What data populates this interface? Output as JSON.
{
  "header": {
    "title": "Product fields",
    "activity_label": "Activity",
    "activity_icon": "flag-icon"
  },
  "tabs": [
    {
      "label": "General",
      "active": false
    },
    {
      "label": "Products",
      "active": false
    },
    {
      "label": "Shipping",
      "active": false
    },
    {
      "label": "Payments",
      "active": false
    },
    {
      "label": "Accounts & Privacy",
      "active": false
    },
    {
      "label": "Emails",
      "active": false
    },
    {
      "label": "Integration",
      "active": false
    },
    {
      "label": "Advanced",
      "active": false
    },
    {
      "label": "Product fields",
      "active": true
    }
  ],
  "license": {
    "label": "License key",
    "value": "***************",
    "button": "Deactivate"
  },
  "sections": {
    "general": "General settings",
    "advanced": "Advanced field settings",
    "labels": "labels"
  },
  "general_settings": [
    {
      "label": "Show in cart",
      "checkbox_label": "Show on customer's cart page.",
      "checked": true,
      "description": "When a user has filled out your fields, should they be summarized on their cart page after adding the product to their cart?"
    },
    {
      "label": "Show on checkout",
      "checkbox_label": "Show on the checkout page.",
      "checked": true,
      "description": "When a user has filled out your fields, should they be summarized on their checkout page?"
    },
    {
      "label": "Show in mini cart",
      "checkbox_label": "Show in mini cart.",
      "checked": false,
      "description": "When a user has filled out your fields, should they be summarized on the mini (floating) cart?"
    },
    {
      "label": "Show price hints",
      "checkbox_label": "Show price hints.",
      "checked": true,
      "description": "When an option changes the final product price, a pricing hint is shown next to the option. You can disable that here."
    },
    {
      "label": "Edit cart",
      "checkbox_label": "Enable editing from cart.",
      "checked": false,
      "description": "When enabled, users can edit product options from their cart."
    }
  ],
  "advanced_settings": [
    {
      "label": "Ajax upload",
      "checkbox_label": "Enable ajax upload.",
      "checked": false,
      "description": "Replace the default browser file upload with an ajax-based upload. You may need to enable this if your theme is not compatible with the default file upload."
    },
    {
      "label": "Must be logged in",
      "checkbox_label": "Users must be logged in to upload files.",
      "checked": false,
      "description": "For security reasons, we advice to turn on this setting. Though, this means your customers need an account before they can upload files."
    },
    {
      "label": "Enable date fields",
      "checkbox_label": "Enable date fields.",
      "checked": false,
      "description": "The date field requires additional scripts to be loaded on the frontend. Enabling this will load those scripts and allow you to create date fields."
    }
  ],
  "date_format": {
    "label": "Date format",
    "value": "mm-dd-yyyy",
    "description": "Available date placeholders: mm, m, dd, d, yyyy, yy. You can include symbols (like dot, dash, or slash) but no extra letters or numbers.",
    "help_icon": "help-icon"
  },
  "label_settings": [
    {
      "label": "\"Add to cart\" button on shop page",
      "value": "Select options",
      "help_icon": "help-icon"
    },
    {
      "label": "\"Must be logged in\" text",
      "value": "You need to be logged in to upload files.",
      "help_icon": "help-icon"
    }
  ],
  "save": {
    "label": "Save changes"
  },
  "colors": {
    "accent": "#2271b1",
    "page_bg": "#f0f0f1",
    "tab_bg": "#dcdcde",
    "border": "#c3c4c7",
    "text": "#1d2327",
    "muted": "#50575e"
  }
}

+++++

- DESCRIPTION OF THE TASK
Copy out all lines where the word "from" appears.

- PROBLEM SOLUTION
      "checkbox_label": "Enable editing from cart.",
      "description": "When enabled, users can edit product options from their cart."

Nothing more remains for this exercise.